**Directions:**
Which lines in the records below contain the word "TheBottleneck"? Copy each of them.

(Extracted data entries)
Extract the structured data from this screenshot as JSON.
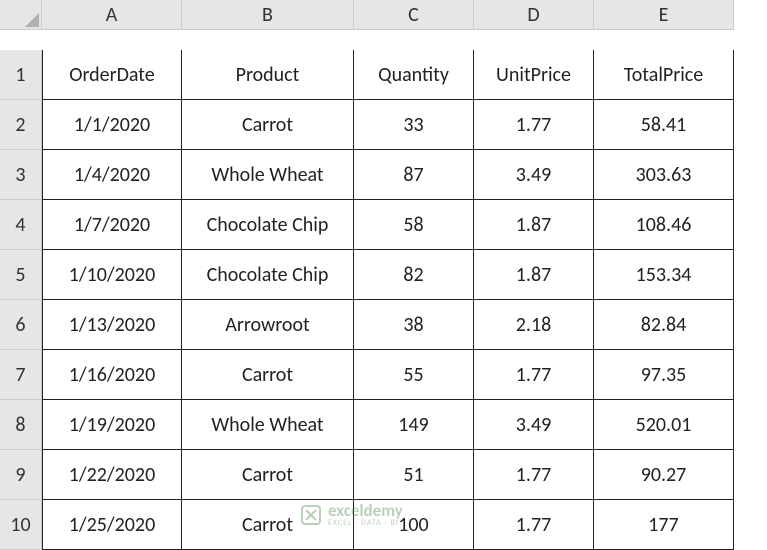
{
  "columns": [
    "A",
    "B",
    "C",
    "D",
    "E"
  ],
  "rows": [
    "1",
    "2",
    "3",
    "4",
    "5",
    "6",
    "7",
    "8",
    "9",
    "10"
  ],
  "headers": {
    "A": "OrderDate",
    "B": "Product",
    "C": "Quantity",
    "D": "UnitPrice",
    "E": "TotalPrice"
  },
  "data": [
    {
      "A": "1/1/2020",
      "B": "Carrot",
      "C": "33",
      "D": "1.77",
      "E": "58.41"
    },
    {
      "A": "1/4/2020",
      "B": "Whole Wheat",
      "C": "87",
      "D": "3.49",
      "E": "303.63"
    },
    {
      "A": "1/7/2020",
      "B": "Chocolate Chip",
      "C": "58",
      "D": "1.87",
      "E": "108.46"
    },
    {
      "A": "1/10/2020",
      "B": "Chocolate Chip",
      "C": "82",
      "D": "1.87",
      "E": "153.34"
    },
    {
      "A": "1/13/2020",
      "B": "Arrowroot",
      "C": "38",
      "D": "2.18",
      "E": "82.84"
    },
    {
      "A": "1/16/2020",
      "B": "Carrot",
      "C": "55",
      "D": "1.77",
      "E": "97.35"
    },
    {
      "A": "1/19/2020",
      "B": "Whole Wheat",
      "C": "149",
      "D": "3.49",
      "E": "520.01"
    },
    {
      "A": "1/22/2020",
      "B": "Carrot",
      "C": "51",
      "D": "1.77",
      "E": "90.27"
    },
    {
      "A": "1/25/2020",
      "B": "Carrot",
      "C": "100",
      "D": "1.77",
      "E": "177"
    }
  ],
  "watermark": {
    "name": "exceldemy",
    "sub": "EXCEL · DATA · BI"
  },
  "chart_data": {
    "type": "table",
    "title": "",
    "columns": [
      "OrderDate",
      "Product",
      "Quantity",
      "UnitPrice",
      "TotalPrice"
    ],
    "rows": [
      [
        "1/1/2020",
        "Carrot",
        33,
        1.77,
        58.41
      ],
      [
        "1/4/2020",
        "Whole Wheat",
        87,
        3.49,
        303.63
      ],
      [
        "1/7/2020",
        "Chocolate Chip",
        58,
        1.87,
        108.46
      ],
      [
        "1/10/2020",
        "Chocolate Chip",
        82,
        1.87,
        153.34
      ],
      [
        "1/13/2020",
        "Arrowroot",
        38,
        2.18,
        82.84
      ],
      [
        "1/16/2020",
        "Carrot",
        55,
        1.77,
        97.35
      ],
      [
        "1/19/2020",
        "Whole Wheat",
        149,
        3.49,
        520.01
      ],
      [
        "1/22/2020",
        "Carrot",
        51,
        1.77,
        90.27
      ],
      [
        "1/25/2020",
        "Carrot",
        100,
        1.77,
        177
      ]
    ]
  }
}
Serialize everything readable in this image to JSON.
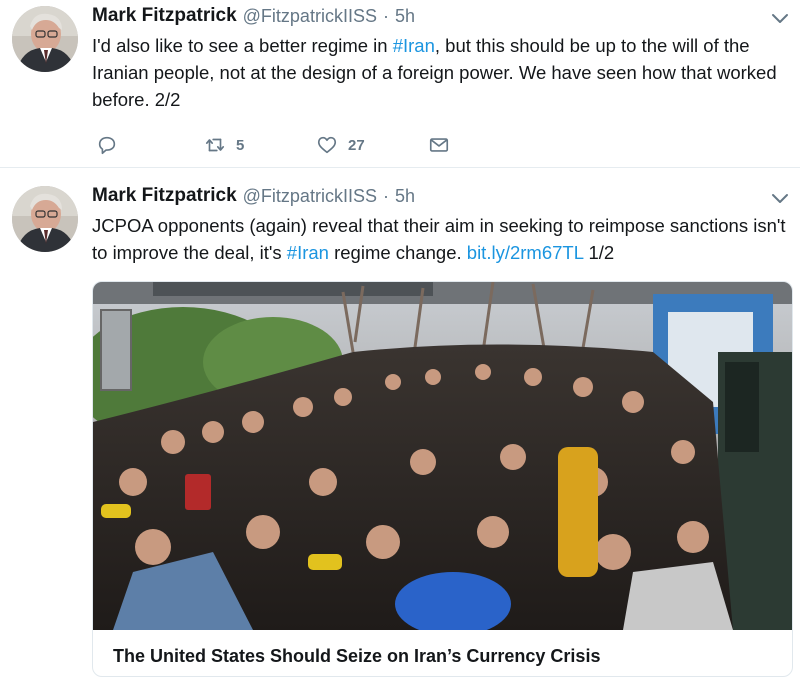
{
  "tweets": [
    {
      "author_name": "Mark Fitzpatrick",
      "handle": "@FitzpatrickIISS",
      "separator": "·",
      "time": "5h",
      "text_parts": {
        "a": "I'd also like to see a better regime in ",
        "hashtag": "#Iran",
        "b": ", but this should be up to the will of the Iranian people, not at the design of a foreign power.  We have seen how that worked before. 2/2"
      },
      "actions": {
        "reply_icon": "reply-icon",
        "retweet_icon": "retweet-icon",
        "retweet_count": "5",
        "like_icon": "heart-icon",
        "like_count": "27",
        "dm_icon": "envelope-icon"
      }
    },
    {
      "author_name": "Mark Fitzpatrick",
      "handle": "@FitzpatrickIISS",
      "separator": "·",
      "time": "5h",
      "text_parts": {
        "a": "JCPOA opponents (again) reveal that their aim in seeking to reimpose sanctions isn't to improve the deal, it's ",
        "hashtag": "#Iran",
        "b": " regime change. ",
        "link": "bit.ly/2rm67TL",
        "c": "  1/2"
      },
      "card": {
        "image_icon": "crowd-photo",
        "title": "The United States Should Seize on Iran’s Currency Crisis"
      }
    }
  ],
  "colors": {
    "text": "#14171a",
    "secondary": "#657786",
    "link": "#1b95e0",
    "border": "#e6ecf0"
  },
  "icons": {
    "caret": "chevron-down-icon"
  }
}
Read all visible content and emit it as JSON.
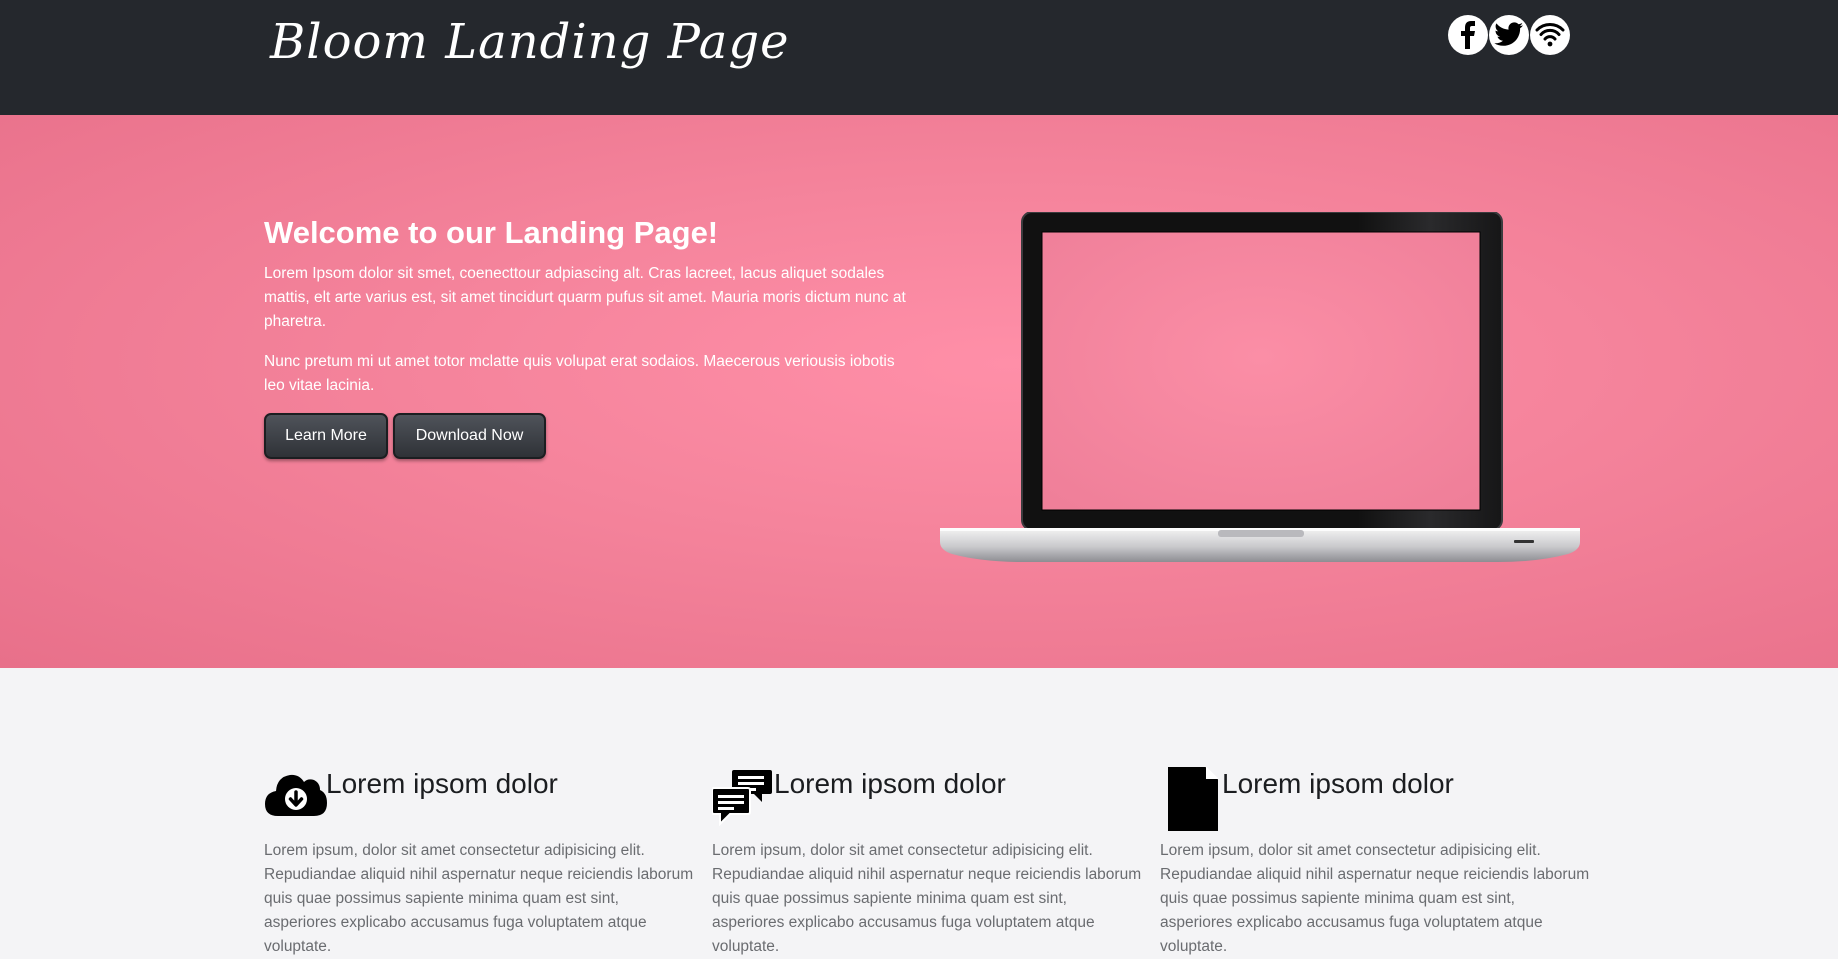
{
  "header": {
    "logo_text": "Bloom Landing Page",
    "social": [
      {
        "icon": "facebook-icon"
      },
      {
        "icon": "twitter-icon"
      },
      {
        "icon": "wifi-icon"
      }
    ]
  },
  "hero": {
    "title": "Welcome to our Landing Page!",
    "paragraph1": "Lorem Ipsom dolor sit smet, coenecttour adpiascing alt. Cras lacreet, lacus aliquet sodales mattis, elt arte varius est, sit amet tincidurt quarm pufus sit amet. Mauria moris dictum nunc at pharetra.",
    "paragraph2": "Nunc pretum mi ut amet totor mclatte quis volupat erat sodaios. Maecerous veriousis iobotis leo vitae lacinia.",
    "learn_more_label": "Learn More",
    "download_label": "Download Now",
    "image": "laptop-image"
  },
  "features": [
    {
      "icon": "cloud-download-icon",
      "title": "Lorem ipsom dolor",
      "text": "Lorem ipsum, dolor sit amet consectetur adipisicing elit. Repudiandae aliquid nihil aspernatur neque reiciendis laborum quis quae possimus sapiente minima quam est sint, asperiores explicabo accusamus fuga voluptatem atque voluptate."
    },
    {
      "icon": "chat-bubbles-icon",
      "title": "Lorem ipsom dolor",
      "text": "Lorem ipsum, dolor sit amet consectetur adipisicing elit. Repudiandae aliquid nihil aspernatur neque reiciendis laborum quis quae possimus sapiente minima quam est sint, asperiores explicabo accusamus fuga voluptatem atque voluptate."
    },
    {
      "icon": "document-icon",
      "title": "Lorem ipsom dolor",
      "text": "Lorem ipsum, dolor sit amet consectetur adipisicing elit. Repudiandae aliquid nihil aspernatur neque reiciendis laborum quis quae possimus sapiente minima quam est sint, asperiores explicabo accusamus fuga voluptatem atque voluptate."
    }
  ],
  "colors": {
    "header_bg": "#25282d",
    "hero_pink": "#f5849c",
    "button_dark": "#3a3d42",
    "features_bg": "#f4f4f6"
  }
}
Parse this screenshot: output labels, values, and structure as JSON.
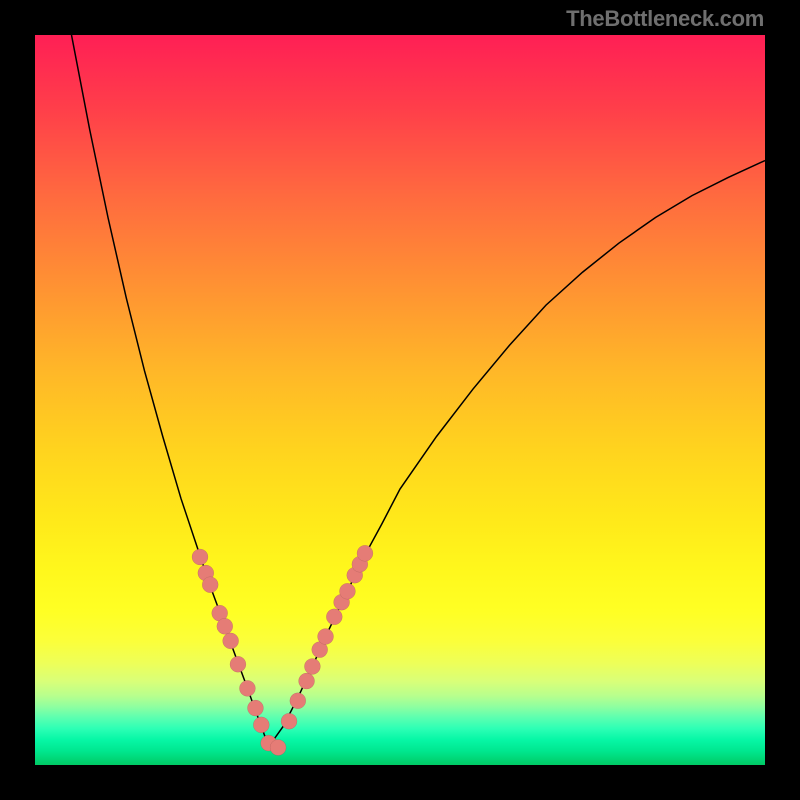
{
  "watermark": "TheBottleneck.com",
  "colors": {
    "frame": "#000000",
    "gradient_top": "#ff1f55",
    "gradient_bottom": "#00ca65",
    "curve": "#000000",
    "dot": "#e57c76"
  },
  "chart_data": {
    "type": "line",
    "title": "",
    "xlabel": "",
    "ylabel": "",
    "xlim": [
      0,
      100
    ],
    "ylim": [
      0,
      100
    ],
    "grid": false,
    "legend": false,
    "annotations": [
      "TheBottleneck.com"
    ],
    "series": [
      {
        "name": "left-curve",
        "x": [
          5.0,
          7.5,
          10.0,
          12.5,
          15.0,
          17.5,
          20.0,
          21.0,
          22.0,
          23.0,
          24.0,
          25.0,
          26.0,
          27.0,
          28.0,
          29.0,
          30.0,
          31.0,
          32.0
        ],
        "values": [
          100.0,
          87.0,
          75.0,
          64.0,
          54.0,
          45.0,
          36.5,
          33.5,
          30.5,
          27.5,
          24.5,
          21.8,
          19.0,
          16.2,
          13.5,
          10.8,
          8.0,
          5.3,
          2.5
        ]
      },
      {
        "name": "right-curve",
        "x": [
          32.0,
          34.0,
          36.0,
          38.0,
          40.0,
          42.5,
          45.0,
          47.5,
          50.0,
          55.0,
          60.0,
          65.0,
          70.0,
          75.0,
          80.0,
          85.0,
          90.0,
          95.0,
          100.0
        ],
        "values": [
          2.5,
          5.3,
          9.2,
          13.5,
          18.0,
          23.2,
          28.4,
          33.0,
          37.8,
          45.0,
          51.5,
          57.5,
          63.0,
          67.5,
          71.5,
          75.0,
          78.0,
          80.5,
          82.8
        ]
      },
      {
        "name": "left-dots",
        "x": [
          22.6,
          23.4,
          24.0,
          25.3,
          26.0,
          26.8,
          27.8,
          29.1,
          30.2,
          31.0,
          32.0,
          33.3
        ],
        "values": [
          28.5,
          26.3,
          24.7,
          20.8,
          19.0,
          17.0,
          13.8,
          10.5,
          7.8,
          5.5,
          3.0,
          2.4
        ]
      },
      {
        "name": "right-dots",
        "x": [
          34.8,
          36.0,
          37.2,
          38.0,
          39.0,
          39.8,
          41.0,
          42.0,
          42.8,
          43.8,
          44.5,
          45.2
        ],
        "values": [
          6.0,
          8.8,
          11.5,
          13.5,
          15.8,
          17.6,
          20.3,
          22.3,
          23.8,
          26.0,
          27.5,
          29.0
        ]
      }
    ]
  }
}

**Output for this exercise:**
  "watermark": "TheBottleneck.com",
      "TheBottleneck.com"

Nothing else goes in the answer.